-- start DATASET RECORDS --
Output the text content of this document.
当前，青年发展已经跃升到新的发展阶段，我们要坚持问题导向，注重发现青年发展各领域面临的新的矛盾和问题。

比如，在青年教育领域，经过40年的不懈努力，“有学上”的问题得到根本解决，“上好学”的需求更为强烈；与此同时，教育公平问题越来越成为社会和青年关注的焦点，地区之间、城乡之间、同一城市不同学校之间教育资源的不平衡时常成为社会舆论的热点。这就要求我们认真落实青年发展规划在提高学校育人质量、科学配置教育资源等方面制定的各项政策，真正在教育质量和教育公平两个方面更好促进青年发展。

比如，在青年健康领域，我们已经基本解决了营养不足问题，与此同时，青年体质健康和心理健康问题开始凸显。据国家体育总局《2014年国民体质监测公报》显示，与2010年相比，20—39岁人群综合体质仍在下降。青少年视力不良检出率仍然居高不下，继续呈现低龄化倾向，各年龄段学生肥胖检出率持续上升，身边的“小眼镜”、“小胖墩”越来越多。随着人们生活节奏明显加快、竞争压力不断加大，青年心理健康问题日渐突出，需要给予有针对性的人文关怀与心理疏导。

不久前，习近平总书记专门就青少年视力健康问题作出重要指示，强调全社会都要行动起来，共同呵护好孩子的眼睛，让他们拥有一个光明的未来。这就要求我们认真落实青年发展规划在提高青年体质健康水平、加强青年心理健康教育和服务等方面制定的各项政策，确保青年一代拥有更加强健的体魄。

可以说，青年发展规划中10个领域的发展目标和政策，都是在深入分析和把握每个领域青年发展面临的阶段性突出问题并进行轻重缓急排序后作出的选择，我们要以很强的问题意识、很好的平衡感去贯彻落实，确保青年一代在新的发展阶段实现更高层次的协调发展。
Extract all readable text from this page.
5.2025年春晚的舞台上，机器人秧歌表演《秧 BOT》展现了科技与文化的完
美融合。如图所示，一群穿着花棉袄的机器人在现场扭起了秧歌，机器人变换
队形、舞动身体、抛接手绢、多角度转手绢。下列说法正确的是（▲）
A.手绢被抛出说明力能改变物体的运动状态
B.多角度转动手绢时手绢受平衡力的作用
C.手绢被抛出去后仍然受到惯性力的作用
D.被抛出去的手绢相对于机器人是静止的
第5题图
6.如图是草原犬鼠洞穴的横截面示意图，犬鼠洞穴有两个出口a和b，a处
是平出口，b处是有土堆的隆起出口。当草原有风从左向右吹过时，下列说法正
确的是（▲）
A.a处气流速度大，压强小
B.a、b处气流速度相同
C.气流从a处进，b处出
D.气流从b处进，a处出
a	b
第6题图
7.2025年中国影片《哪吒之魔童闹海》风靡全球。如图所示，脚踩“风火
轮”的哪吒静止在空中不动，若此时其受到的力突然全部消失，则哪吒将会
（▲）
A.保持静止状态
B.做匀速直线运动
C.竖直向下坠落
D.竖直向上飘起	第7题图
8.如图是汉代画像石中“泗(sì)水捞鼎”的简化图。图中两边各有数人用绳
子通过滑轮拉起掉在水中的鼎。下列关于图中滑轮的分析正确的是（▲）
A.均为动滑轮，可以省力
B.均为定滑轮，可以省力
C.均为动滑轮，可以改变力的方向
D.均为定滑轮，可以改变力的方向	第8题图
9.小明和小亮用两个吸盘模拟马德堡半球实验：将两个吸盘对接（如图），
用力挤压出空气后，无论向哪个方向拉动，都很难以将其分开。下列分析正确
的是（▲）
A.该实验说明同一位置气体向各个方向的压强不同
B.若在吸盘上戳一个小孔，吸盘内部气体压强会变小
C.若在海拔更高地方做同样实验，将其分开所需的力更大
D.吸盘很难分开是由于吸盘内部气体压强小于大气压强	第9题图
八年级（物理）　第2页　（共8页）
-- end DATASET RECORDS --
Quote the entire listing above exactly.

THE RESPONSE:
Output the text content of this document.
当前，青年发展已经跃升到新的发展阶段，我们要坚持问题导向，注重发现青年发展各领域面临的新的矛盾和问题。

比如，在青年教育领域，经过40年的不懈努力，“有学上”的问题得到根本解决，“上好学”的需求更为强烈；与此同时，教育公平问题越来越成为社会和青年关注的焦点，地区之间、城乡之间、同一城市不同学校之间教育资源的不平衡时常成为社会舆论的热点。这就要求我们认真落实青年发展规划在提高学校育人质量、科学配置教育资源等方面制定的各项政策，真正在教育质量和教育公平两个方面更好促进青年发展。

比如，在青年健康领域，我们已经基本解决了营养不足问题，与此同时，青年体质健康和心理健康问题开始凸显。据国家体育总局《2014年国民体质监测公报》显示，与2010年相比，20—39岁人群综合体质仍在下降。青少年视力不良检出率仍然居高不下，继续呈现低龄化倾向，各年龄段学生肥胖检出率持续上升，身边的“小眼镜”、“小胖墩”越来越多。随着人们生活节奏明显加快、竞争压力不断加大，青年心理健康问题日渐突出，需要给予有针对性的人文关怀与心理疏导。

不久前，习近平总书记专门就青少年视力健康问题作出重要指示，强调全社会都要行动起来，共同呵护好孩子的眼睛，让他们拥有一个光明的未来。这就要求我们认真落实青年发展规划在提高青年体质健康水平、加强青年心理健康教育和服务等方面制定的各项政策，确保青年一代拥有更加强健的体魄。

可以说，青年发展规划中10个领域的发展目标和政策，都是在深入分析和把握每个领域青年发展面临的阶段性突出问题并进行轻重缓急排序后作出的选择，我们要以很强的问题意识、很好的平衡感去贯彻落实，确保青年一代在新的发展阶段实现更高层次的协调发展。
Extract all readable text from this page.
5.2025年春晚的舞台上，机器人秧歌表演《秧 BOT》展现了科技与文化的完
美融合。如图所示，一群穿着花棉袄的机器人在现场扭起了秧歌，机器人变换
队形、舞动身体、抛接手绢、多角度转手绢。下列说法正确的是（▲）
A.手绢被抛出说明力能改变物体的运动状态
B.多角度转动手绢时手绢受平衡力的作用
C.手绢被抛出去后仍然受到惯性力的作用
D.被抛出去的手绢相对于机器人是静止的
第5题图
6.如图是草原犬鼠洞穴的横截面示意图，犬鼠洞穴有两个出口a和b，a处
是平出口，b处是有土堆的隆起出口。当草原有风从左向右吹过时，下列说法正
确的是（▲）
A.a处气流速度大，压强小
B.a、b处气流速度相同
C.气流从a处进，b处出
D.气流从b处进，a处出
a	b
第6题图
7.2025年中国影片《哪吒之魔童闹海》风靡全球。如图所示，脚踩“风火
轮”的哪吒静止在空中不动，若此时其受到的力突然全部消失，则哪吒将会
（▲）
A.保持静止状态
B.做匀速直线运动
C.竖直向下坠落
D.竖直向上飘起	第7题图
8.如图是汉代画像石中“泗(sì)水捞鼎”的简化图。图中两边各有数人用绳
子通过滑轮拉起掉在水中的鼎。下列关于图中滑轮的分析正确的是（▲）
A.均为动滑轮，可以省力
B.均为定滑轮，可以省力
C.均为动滑轮，可以改变力的方向
D.均为定滑轮，可以改变力的方向	第8题图
9.小明和小亮用两个吸盘模拟马德堡半球实验：将两个吸盘对接（如图），
用力挤压出空气后，无论向哪个方向拉动，都很难以将其分开。下列分析正确
的是（▲）
A.该实验说明同一位置气体向各个方向的压强不同
B.若在吸盘上戳一个小孔，吸盘内部气体压强会变小
C.若在海拔更高地方做同样实验，将其分开所需的力更大
D.吸盘很难分开是由于吸盘内部气体压强小于大气压强	第9题图
八年级（物理）　第2页　（共8页）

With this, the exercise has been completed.